======== Exercise input

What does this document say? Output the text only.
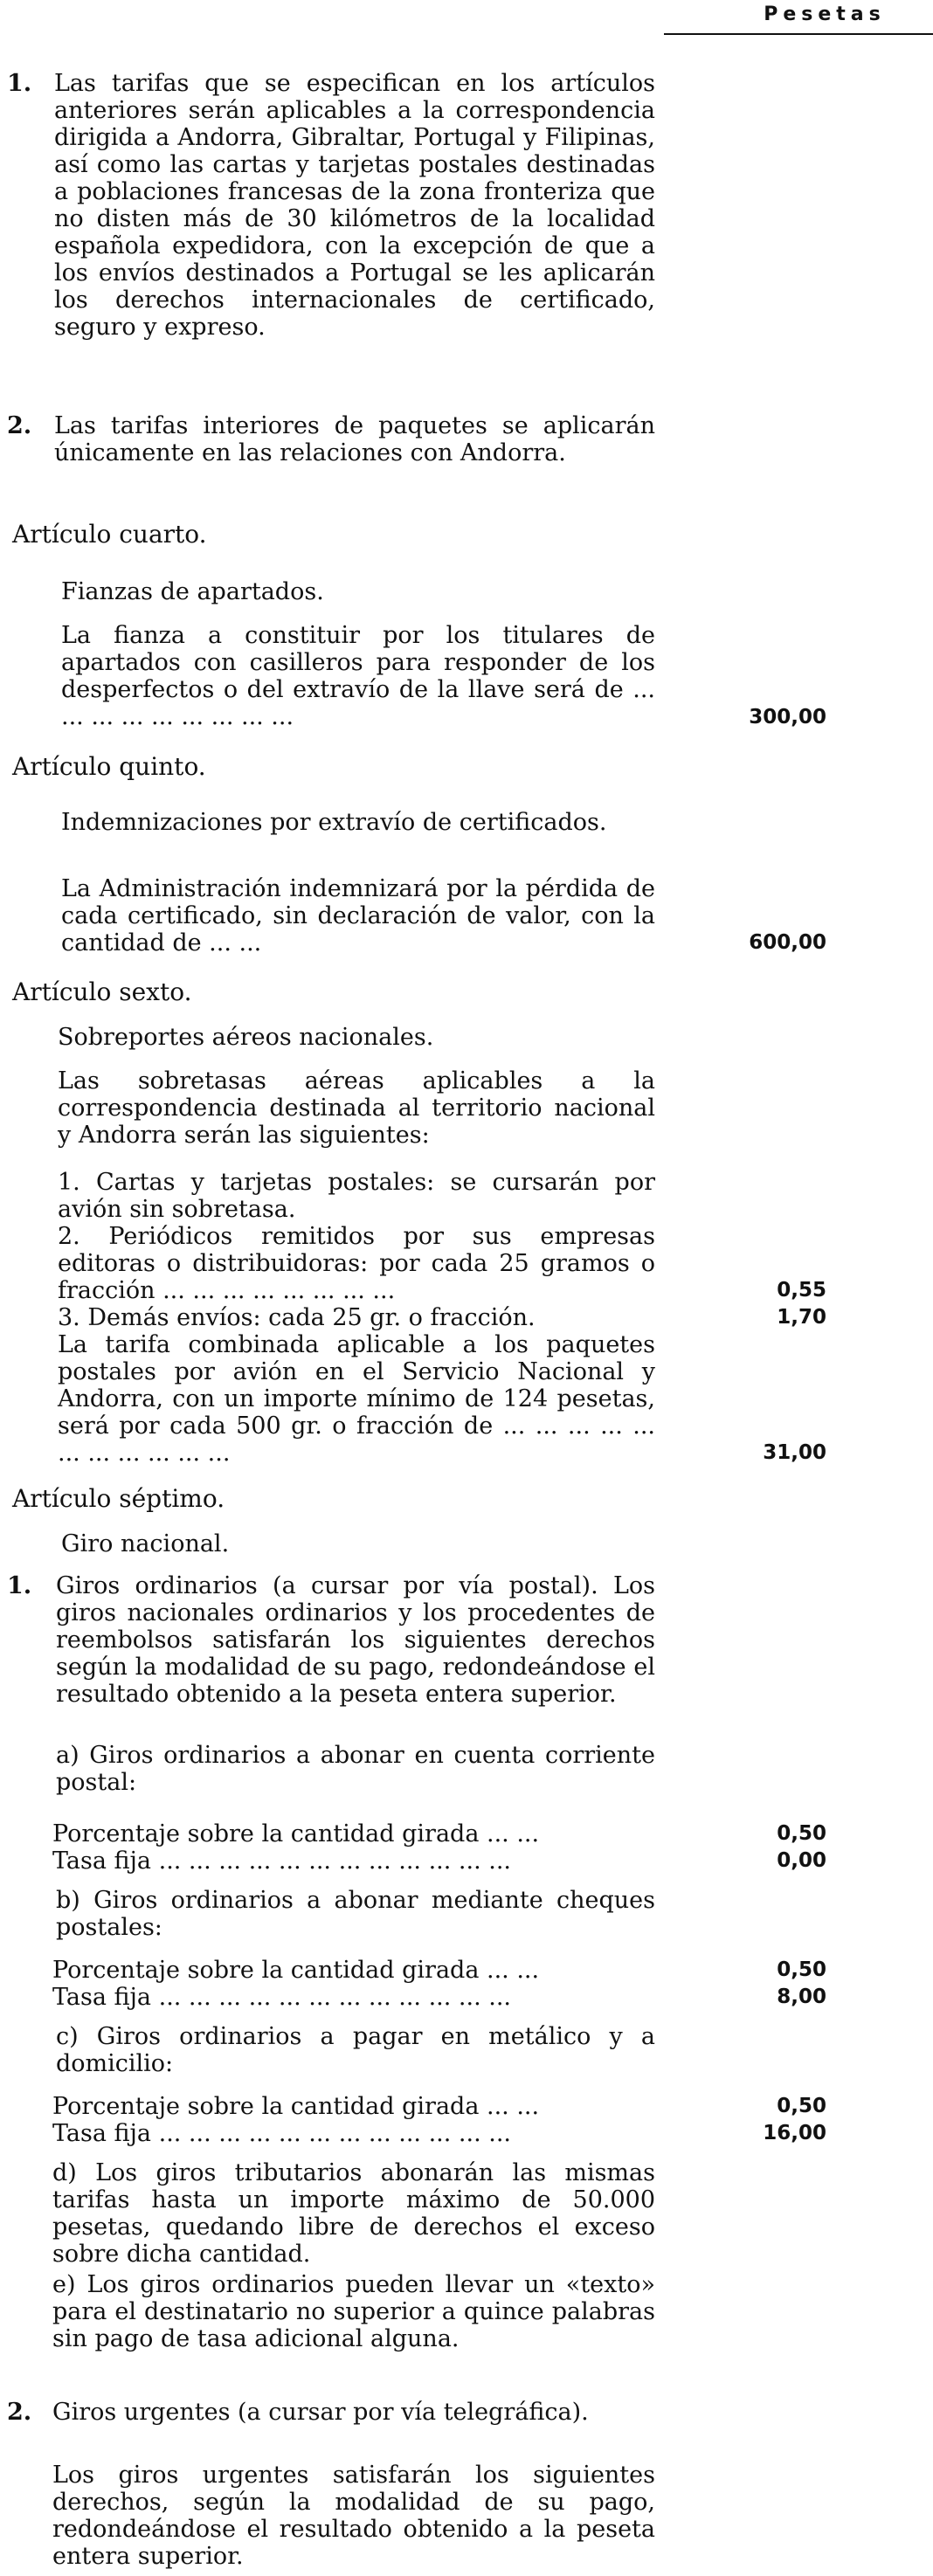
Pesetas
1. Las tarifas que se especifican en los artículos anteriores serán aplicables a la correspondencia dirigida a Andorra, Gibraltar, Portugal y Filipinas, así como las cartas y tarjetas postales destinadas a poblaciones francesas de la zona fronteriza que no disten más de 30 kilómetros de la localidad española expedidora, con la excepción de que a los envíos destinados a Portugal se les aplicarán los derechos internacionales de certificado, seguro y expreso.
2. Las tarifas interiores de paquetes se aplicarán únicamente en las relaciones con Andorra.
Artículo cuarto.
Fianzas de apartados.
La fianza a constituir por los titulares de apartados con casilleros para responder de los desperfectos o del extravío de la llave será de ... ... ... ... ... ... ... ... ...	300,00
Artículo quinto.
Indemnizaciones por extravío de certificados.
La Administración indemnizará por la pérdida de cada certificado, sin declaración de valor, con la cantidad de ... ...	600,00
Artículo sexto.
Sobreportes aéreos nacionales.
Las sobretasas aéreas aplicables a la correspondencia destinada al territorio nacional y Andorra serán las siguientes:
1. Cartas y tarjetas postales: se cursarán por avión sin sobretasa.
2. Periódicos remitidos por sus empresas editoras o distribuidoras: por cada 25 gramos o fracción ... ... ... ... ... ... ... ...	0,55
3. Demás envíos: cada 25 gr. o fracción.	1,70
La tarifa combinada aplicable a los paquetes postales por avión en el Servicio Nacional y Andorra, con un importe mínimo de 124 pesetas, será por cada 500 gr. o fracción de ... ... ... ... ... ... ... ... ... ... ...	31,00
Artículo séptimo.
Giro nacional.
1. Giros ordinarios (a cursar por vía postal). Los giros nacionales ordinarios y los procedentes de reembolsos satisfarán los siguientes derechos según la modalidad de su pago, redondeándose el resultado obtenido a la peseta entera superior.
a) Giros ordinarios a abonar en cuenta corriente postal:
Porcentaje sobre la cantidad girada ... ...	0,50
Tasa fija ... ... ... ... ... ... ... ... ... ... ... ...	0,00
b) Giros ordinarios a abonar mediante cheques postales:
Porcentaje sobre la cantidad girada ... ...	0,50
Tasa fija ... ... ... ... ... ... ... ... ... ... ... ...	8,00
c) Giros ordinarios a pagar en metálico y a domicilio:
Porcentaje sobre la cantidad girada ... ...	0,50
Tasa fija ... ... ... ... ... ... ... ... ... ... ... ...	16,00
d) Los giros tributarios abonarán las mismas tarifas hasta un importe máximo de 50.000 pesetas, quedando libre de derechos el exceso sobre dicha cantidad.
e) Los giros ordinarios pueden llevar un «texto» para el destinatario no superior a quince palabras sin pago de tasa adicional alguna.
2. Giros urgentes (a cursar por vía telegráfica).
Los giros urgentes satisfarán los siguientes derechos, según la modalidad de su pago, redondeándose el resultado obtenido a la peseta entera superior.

================
======== Exercise input

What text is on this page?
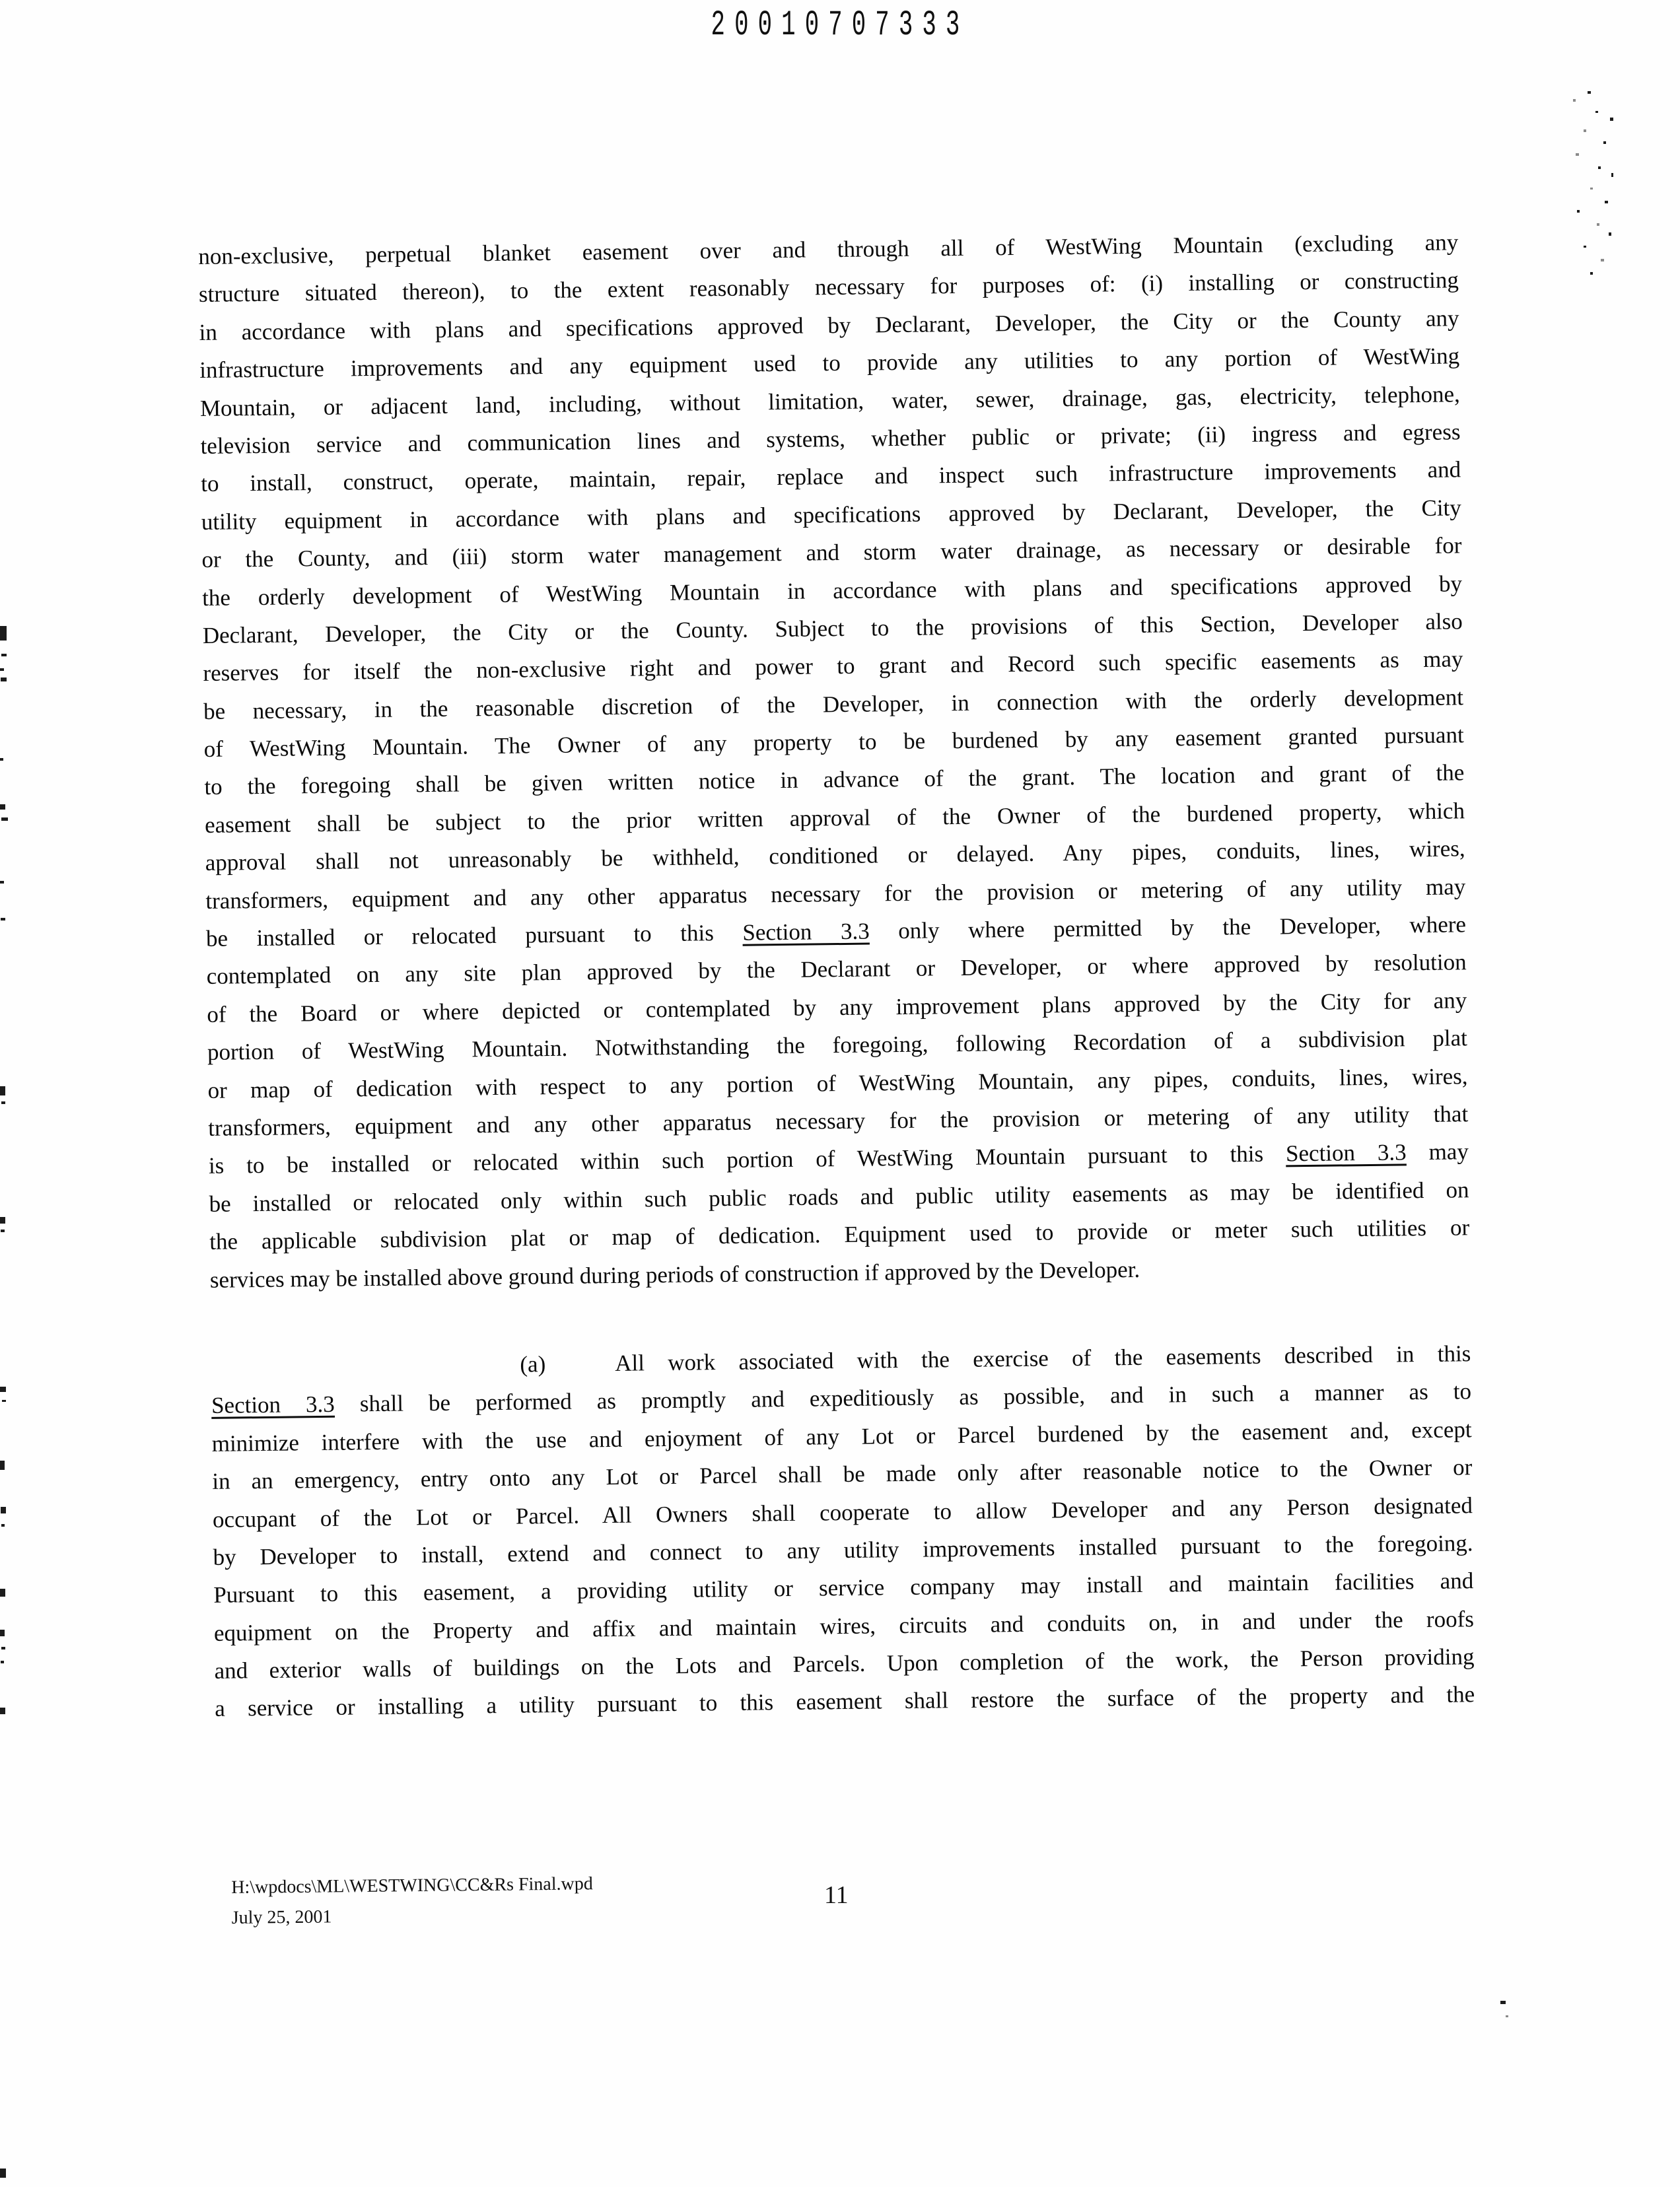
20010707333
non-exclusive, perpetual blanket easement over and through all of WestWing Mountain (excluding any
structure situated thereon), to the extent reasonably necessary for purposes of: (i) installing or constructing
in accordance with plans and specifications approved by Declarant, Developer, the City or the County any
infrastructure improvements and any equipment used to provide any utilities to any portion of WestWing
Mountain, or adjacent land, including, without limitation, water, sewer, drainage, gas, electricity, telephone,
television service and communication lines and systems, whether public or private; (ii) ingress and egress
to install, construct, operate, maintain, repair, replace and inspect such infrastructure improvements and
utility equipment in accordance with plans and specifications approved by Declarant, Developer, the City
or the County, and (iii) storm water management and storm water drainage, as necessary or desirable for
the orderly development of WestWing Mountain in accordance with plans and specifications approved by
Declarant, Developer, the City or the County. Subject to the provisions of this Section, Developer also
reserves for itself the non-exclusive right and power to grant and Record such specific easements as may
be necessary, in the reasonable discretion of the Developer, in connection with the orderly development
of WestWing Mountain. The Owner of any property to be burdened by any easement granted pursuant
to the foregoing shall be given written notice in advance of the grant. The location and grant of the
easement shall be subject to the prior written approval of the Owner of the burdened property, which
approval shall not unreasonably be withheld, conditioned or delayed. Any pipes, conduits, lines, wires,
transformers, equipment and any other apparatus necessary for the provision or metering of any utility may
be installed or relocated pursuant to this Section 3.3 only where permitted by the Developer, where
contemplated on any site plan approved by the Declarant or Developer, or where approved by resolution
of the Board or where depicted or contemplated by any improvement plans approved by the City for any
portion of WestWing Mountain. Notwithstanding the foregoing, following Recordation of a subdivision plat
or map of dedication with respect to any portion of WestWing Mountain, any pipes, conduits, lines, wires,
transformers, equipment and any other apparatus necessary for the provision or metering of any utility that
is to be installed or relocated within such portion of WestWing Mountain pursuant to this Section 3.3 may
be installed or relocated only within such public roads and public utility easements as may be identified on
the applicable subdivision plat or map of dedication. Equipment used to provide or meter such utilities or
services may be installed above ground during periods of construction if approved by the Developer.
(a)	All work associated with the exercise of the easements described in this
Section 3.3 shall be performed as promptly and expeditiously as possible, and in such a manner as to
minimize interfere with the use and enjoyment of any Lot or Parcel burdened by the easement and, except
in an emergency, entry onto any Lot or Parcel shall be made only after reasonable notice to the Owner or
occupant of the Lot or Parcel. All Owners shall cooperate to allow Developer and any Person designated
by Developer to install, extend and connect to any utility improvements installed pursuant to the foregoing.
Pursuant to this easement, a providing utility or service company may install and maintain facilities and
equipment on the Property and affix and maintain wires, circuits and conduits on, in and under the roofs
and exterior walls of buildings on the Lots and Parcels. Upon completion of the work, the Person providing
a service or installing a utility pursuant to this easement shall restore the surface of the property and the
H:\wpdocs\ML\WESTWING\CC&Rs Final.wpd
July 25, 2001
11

================

In the entries above, count each line with "approved"; reply with the total only.

Complete answer: 6